Part of a data file:
---

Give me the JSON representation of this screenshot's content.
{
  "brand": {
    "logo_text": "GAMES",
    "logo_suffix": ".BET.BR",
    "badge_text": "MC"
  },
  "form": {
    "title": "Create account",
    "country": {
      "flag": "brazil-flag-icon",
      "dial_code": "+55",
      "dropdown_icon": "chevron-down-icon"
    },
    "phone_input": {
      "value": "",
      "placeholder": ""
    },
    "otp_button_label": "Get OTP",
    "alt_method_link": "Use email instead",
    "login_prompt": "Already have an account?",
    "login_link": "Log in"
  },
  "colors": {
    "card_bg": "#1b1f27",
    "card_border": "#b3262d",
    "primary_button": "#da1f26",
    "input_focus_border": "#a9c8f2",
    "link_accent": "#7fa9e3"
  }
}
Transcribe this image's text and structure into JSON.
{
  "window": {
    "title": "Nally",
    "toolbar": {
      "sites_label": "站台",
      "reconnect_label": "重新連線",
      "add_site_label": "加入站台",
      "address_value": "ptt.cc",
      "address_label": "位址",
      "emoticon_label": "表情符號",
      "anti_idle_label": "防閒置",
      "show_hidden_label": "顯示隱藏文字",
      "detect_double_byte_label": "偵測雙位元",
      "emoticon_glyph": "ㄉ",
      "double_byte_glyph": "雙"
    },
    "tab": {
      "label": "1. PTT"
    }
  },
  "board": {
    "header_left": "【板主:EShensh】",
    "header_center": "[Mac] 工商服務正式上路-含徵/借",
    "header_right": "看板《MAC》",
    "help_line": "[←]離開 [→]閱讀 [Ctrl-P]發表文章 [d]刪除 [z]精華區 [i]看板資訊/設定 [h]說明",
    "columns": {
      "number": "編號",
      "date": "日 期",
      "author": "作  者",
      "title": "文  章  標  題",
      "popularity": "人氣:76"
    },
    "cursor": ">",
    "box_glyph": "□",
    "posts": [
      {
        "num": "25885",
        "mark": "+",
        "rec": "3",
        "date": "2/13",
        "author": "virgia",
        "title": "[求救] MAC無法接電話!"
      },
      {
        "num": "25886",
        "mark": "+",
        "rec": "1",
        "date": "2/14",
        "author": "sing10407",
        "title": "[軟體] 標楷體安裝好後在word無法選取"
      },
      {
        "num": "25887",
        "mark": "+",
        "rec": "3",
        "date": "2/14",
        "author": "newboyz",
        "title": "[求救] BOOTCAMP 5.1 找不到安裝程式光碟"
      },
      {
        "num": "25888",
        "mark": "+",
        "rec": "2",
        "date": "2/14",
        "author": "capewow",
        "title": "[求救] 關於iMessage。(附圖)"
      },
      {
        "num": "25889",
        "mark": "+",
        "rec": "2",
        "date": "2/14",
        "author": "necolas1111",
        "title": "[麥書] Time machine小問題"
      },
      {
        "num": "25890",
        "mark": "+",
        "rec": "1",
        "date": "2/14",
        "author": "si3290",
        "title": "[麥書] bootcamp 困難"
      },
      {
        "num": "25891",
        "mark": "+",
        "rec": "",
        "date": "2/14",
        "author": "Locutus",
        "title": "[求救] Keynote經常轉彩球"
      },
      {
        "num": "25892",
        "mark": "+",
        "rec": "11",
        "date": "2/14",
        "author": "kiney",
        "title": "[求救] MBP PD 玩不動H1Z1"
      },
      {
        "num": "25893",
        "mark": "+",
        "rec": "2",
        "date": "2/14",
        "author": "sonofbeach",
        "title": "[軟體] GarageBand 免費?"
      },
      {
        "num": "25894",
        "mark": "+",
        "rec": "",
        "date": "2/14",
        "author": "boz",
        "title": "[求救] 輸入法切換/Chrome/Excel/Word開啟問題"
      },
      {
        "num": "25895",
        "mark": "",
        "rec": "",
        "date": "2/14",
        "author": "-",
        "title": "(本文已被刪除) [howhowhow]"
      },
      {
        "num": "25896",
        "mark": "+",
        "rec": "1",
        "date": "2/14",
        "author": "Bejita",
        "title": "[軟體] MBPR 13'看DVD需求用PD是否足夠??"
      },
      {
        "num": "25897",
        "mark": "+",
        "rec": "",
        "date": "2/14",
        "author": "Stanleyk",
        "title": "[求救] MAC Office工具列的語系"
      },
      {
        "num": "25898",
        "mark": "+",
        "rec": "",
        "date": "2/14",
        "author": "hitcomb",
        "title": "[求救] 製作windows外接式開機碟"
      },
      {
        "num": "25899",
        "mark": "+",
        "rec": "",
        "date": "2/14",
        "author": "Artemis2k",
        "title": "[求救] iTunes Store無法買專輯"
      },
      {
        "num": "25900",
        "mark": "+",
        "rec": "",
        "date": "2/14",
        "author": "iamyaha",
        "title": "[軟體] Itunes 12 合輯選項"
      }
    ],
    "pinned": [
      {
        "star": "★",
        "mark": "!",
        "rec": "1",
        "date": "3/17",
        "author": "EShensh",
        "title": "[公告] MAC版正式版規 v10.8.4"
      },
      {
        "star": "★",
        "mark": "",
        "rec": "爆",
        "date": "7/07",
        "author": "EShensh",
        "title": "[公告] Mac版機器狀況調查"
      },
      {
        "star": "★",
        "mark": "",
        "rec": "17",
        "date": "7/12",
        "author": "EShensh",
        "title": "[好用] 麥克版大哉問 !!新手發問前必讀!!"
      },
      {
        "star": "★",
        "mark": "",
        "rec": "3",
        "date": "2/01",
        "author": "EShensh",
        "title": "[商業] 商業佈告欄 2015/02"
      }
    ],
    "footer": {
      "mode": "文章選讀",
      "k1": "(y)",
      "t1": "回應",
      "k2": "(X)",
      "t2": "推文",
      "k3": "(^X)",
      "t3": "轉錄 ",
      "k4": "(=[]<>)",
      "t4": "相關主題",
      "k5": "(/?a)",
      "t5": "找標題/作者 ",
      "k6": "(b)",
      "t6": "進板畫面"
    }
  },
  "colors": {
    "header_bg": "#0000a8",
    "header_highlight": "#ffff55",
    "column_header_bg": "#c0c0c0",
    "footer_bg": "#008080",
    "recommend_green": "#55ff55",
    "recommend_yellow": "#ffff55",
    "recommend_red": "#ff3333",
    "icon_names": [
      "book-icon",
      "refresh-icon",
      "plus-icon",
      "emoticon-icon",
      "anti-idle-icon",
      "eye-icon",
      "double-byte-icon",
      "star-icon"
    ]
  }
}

---

Write out all the records above again, exactly as they stand.

Give me the JSON representation of this screenshot's content.
{
  "brand": {
    "logo_text": "GAMES",
    "logo_suffix": ".BET.BR",
    "badge_text": "MC"
  },
  "form": {
    "title": "Create account",
    "country": {
      "flag": "brazil-flag-icon",
      "dial_code": "+55",
      "dropdown_icon": "chevron-down-icon"
    },
    "phone_input": {
      "value": "",
      "placeholder": ""
    },
    "otp_button_label": "Get OTP",
    "alt_method_link": "Use email instead",
    "login_prompt": "Already have an account?",
    "login_link": "Log in"
  },
  "colors": {
    "card_bg": "#1b1f27",
    "card_border": "#b3262d",
    "primary_button": "#da1f26",
    "input_focus_border": "#a9c8f2",
    "link_accent": "#7fa9e3"
  }
}
Transcribe this image's text and structure into JSON.
{
  "window": {
    "title": "Nally",
    "toolbar": {
      "sites_label": "站台",
      "reconnect_label": "重新連線",
      "add_site_label": "加入站台",
      "address_value": "ptt.cc",
      "address_label": "位址",
      "emoticon_label": "表情符號",
      "anti_idle_label": "防閒置",
      "show_hidden_label": "顯示隱藏文字",
      "detect_double_byte_label": "偵測雙位元",
      "emoticon_glyph": "ㄉ",
      "double_byte_glyph": "雙"
    },
    "tab": {
      "label": "1. PTT"
    }
  },
  "board": {
    "header_left": "【板主:EShensh】",
    "header_center": "[Mac] 工商服務正式上路-含徵/借",
    "header_right": "看板《MAC》",
    "help_line": "[←]離開 [→]閱讀 [Ctrl-P]發表文章 [d]刪除 [z]精華區 [i]看板資訊/設定 [h]說明",
    "columns": {
      "number": "編號",
      "date": "日 期",
      "author": "作  者",
      "title": "文  章  標  題",
      "popularity": "人氣:76"
    },
    "cursor": ">",
    "box_glyph": "□",
    "posts": [
      {
        "num": "25885",
        "mark": "+",
        "rec": "3",
        "date": "2/13",
        "author": "virgia",
        "title": "[求救] MAC無法接電話!"
      },
      {
        "num": "25886",
        "mark": "+",
        "rec": "1",
        "date": "2/14",
        "author": "sing10407",
        "title": "[軟體] 標楷體安裝好後在word無法選取"
      },
      {
        "num": "25887",
        "mark": "+",
        "rec": "3",
        "date": "2/14",
        "author": "newboyz",
        "title": "[求救] BOOTCAMP 5.1 找不到安裝程式光碟"
      },
      {
        "num": "25888",
        "mark": "+",
        "rec": "2",
        "date": "2/14",
        "author": "capewow",
        "title": "[求救] 關於iMessage。(附圖)"
      },
      {
        "num": "25889",
        "mark": "+",
        "rec": "2",
        "date": "2/14",
        "author": "necolas1111",
        "title": "[麥書] Time machine小問題"
      },
      {
        "num": "25890",
        "mark": "+",
        "rec": "1",
        "date": "2/14",
        "author": "si3290",
        "title": "[麥書] bootcamp 困難"
      },
      {
        "num": "25891",
        "mark": "+",
        "rec": "",
        "date": "2/14",
        "author": "Locutus",
        "title": "[求救] Keynote經常轉彩球"
      },
      {
        "num": "25892",
        "mark": "+",
        "rec": "11",
        "date": "2/14",
        "author": "kiney",
        "title": "[求救] MBP PD 玩不動H1Z1"
      },
      {
        "num": "25893",
        "mark": "+",
        "rec": "2",
        "date": "2/14",
        "author": "sonofbeach",
        "title": "[軟體] GarageBand 免費?"
      },
      {
        "num": "25894",
        "mark": "+",
        "rec": "",
        "date": "2/14",
        "author": "boz",
        "title": "[求救] 輸入法切換/Chrome/Excel/Word開啟問題"
      },
      {
        "num": "25895",
        "mark": "",
        "rec": "",
        "date": "2/14",
        "author": "-",
        "title": "(本文已被刪除) [howhowhow]"
      },
      {
        "num": "25896",
        "mark": "+",
        "rec": "1",
        "date": "2/14",
        "author": "Bejita",
        "title": "[軟體] MBPR 13'看DVD需求用PD是否足夠??"
      },
      {
        "num": "25897",
        "mark": "+",
        "rec": "",
        "date": "2/14",
        "author": "Stanleyk",
        "title": "[求救] MAC Office工具列的語系"
      },
      {
        "num": "25898",
        "mark": "+",
        "rec": "",
        "date": "2/14",
        "author": "hitcomb",
        "title": "[求救] 製作windows外接式開機碟"
      },
      {
        "num": "25899",
        "mark": "+",
        "rec": "",
        "date": "2/14",
        "author": "Artemis2k",
        "title": "[求救] iTunes Store無法買專輯"
      },
      {
        "num": "25900",
        "mark": "+",
        "rec": "",
        "date": "2/14",
        "author": "iamyaha",
        "title": "[軟體] Itunes 12 合輯選項"
      }
    ],
    "pinned": [
      {
        "star": "★",
        "mark": "!",
        "rec": "1",
        "date": "3/17",
        "author": "EShensh",
        "title": "[公告] MAC版正式版規 v10.8.4"
      },
      {
        "star": "★",
        "mark": "",
        "rec": "爆",
        "date": "7/07",
        "author": "EShensh",
        "title": "[公告] Mac版機器狀況調查"
      },
      {
        "star": "★",
        "mark": "",
        "rec": "17",
        "date": "7/12",
        "author": "EShensh",
        "title": "[好用] 麥克版大哉問 !!新手發問前必讀!!"
      },
      {
        "star": "★",
        "mark": "",
        "rec": "3",
        "date": "2/01",
        "author": "EShensh",
        "title": "[商業] 商業佈告欄 2015/02"
      }
    ],
    "footer": {
      "mode": "文章選讀",
      "k1": "(y)",
      "t1": "回應",
      "k2": "(X)",
      "t2": "推文",
      "k3": "(^X)",
      "t3": "轉錄 ",
      "k4": "(=[]<>)",
      "t4": "相關主題",
      "k5": "(/?a)",
      "t5": "找標題/作者 ",
      "k6": "(b)",
      "t6": "進板畫面"
    }
  },
  "colors": {
    "header_bg": "#0000a8",
    "header_highlight": "#ffff55",
    "column_header_bg": "#c0c0c0",
    "footer_bg": "#008080",
    "recommend_green": "#55ff55",
    "recommend_yellow": "#ffff55",
    "recommend_red": "#ff3333",
    "icon_names": [
      "book-icon",
      "refresh-icon",
      "plus-icon",
      "emoticon-icon",
      "anti-idle-icon",
      "eye-icon",
      "double-byte-icon",
      "star-icon"
    ]
  }
}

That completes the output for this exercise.